- **WHAT IS ASKED**: Find the lines with the string "нагрузке" and return them.

Extracts from a graphics dataset:
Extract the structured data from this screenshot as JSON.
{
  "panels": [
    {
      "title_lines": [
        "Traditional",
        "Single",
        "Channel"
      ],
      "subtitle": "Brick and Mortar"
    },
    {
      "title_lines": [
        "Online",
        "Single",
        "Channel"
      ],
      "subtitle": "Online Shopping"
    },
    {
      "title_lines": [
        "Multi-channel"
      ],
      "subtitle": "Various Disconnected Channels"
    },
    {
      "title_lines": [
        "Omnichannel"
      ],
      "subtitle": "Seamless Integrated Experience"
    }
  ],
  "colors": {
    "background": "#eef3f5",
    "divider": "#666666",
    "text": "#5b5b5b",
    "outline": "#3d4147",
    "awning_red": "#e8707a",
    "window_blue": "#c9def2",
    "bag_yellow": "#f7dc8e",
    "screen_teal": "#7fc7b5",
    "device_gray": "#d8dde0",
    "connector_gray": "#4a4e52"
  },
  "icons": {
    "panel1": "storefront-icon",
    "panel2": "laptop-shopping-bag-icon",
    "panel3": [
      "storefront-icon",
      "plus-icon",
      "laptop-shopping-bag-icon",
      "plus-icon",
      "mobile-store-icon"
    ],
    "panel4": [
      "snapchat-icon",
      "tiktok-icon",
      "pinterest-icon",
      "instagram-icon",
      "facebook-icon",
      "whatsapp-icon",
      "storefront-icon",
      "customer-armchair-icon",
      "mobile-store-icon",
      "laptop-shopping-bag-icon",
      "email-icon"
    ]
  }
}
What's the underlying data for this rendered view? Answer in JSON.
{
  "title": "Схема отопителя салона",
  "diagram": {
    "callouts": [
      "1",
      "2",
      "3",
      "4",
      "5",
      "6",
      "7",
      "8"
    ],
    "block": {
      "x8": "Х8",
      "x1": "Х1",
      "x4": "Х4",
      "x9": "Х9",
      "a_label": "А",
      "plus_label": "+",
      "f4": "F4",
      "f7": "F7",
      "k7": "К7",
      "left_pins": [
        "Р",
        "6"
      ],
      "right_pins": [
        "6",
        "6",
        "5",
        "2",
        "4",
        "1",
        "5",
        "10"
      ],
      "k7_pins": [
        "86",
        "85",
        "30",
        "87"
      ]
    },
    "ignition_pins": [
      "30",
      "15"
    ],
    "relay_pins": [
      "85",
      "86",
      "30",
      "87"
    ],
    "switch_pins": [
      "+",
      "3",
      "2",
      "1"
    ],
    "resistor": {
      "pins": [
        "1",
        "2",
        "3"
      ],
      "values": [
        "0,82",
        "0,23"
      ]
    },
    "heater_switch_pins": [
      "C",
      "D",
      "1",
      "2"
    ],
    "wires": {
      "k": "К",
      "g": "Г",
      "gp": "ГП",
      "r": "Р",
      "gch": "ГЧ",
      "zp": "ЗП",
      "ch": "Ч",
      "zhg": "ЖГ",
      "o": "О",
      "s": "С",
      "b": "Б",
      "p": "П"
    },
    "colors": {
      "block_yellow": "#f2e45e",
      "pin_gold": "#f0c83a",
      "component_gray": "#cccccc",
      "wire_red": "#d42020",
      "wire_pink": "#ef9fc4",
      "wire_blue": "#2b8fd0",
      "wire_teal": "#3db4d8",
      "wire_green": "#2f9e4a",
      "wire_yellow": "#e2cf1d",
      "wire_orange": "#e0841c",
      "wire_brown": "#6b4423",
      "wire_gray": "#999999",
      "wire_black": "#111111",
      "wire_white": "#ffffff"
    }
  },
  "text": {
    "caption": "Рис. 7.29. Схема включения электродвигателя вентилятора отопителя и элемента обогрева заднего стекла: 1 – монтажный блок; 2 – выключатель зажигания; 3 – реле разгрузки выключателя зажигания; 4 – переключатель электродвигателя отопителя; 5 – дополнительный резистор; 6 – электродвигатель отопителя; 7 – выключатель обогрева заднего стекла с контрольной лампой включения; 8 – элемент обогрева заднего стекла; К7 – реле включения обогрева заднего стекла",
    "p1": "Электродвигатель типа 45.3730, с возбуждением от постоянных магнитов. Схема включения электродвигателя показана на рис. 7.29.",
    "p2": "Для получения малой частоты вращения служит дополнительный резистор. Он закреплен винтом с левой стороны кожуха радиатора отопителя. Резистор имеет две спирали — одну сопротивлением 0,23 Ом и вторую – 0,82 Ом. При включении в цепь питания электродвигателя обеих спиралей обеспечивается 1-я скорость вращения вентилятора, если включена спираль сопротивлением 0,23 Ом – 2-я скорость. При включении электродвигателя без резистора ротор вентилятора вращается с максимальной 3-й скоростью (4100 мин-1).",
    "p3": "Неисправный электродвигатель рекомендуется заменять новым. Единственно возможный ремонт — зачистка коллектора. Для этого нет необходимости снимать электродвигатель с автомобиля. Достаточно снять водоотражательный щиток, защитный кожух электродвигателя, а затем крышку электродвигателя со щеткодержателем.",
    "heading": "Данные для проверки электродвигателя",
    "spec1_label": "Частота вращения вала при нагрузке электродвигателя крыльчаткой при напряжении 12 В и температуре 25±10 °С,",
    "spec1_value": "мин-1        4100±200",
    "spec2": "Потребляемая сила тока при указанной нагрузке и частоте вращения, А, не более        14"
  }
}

- **RESPONSE TO THE TASK**:
    "spec1_label": "Частота вращения вала при нагрузке электродвигателя крыльчаткой при напряжении 12 В и температуре 25±10 °С,",
    "spec2": "Потребляемая сила тока при указанной нагрузке и частоте вращения, А, не более        14"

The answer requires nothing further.